> Instructions for the task: Would you restate, exactly as they appear, the lines from the one containing "Extract all readable text from this page." through the end of the data below?
◇ ◇ ◇ ◇ ◇
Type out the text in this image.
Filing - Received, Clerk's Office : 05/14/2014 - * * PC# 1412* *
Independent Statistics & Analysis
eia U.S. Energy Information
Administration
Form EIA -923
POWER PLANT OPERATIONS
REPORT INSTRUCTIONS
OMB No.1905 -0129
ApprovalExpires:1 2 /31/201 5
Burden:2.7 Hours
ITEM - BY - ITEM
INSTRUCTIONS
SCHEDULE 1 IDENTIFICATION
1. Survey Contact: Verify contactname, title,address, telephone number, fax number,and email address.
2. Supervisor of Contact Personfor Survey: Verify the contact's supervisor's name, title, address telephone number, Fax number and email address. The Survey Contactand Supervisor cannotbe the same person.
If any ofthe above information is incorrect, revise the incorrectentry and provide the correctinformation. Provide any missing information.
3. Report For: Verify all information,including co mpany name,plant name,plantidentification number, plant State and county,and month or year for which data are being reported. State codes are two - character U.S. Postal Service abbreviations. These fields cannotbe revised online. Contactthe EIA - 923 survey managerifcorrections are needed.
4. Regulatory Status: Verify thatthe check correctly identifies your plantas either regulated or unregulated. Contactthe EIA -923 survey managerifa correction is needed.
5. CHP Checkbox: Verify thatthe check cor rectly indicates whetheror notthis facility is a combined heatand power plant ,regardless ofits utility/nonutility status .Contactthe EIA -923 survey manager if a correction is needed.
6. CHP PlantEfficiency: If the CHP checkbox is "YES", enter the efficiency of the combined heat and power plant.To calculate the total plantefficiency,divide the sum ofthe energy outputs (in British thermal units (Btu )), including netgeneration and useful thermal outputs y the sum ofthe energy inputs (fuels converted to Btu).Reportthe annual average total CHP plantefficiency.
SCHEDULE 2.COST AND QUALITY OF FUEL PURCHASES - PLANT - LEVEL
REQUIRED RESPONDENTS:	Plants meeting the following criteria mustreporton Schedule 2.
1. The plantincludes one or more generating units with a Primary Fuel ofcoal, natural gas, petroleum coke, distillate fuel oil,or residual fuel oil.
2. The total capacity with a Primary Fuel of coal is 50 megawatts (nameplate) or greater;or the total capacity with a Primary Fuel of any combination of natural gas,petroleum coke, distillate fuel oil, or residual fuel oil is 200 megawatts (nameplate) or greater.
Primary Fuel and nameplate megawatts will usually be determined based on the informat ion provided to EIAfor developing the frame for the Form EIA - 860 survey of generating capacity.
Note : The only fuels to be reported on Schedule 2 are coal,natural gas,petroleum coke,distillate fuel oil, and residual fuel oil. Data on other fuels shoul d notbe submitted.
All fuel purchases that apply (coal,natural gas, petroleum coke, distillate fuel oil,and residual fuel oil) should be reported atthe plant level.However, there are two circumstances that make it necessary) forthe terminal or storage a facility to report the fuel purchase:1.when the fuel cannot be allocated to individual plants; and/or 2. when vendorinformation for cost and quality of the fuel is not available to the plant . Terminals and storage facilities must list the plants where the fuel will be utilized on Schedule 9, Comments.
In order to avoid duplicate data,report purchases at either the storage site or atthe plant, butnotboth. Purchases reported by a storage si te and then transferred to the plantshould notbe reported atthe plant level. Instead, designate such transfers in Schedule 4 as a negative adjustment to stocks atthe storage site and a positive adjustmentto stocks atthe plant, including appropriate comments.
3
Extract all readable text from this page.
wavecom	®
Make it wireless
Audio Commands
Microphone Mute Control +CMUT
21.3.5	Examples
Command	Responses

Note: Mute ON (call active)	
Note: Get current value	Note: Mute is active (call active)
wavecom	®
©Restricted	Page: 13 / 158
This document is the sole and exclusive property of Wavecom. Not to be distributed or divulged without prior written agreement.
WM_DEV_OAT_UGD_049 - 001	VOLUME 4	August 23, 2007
◇ ◇ ◇ ◇ ◇
> Response below:
Extract all readable text from this page.
wavecom	®
Make it wireless
Audio Commands
Microphone Mute Control +CMUT
21.3.5	Examples
Command	Responses

Note: Mute ON (call active)	
Note: Get current value	Note: Mute is active (call active)
wavecom	®
©Restricted	Page: 13 / 158
This document is the sole and exclusive property of Wavecom. Not to be distributed or divulged without prior written agreement.
WM_DEV_OAT_UGD_049 - 001	VOLUME 4	August 23, 2007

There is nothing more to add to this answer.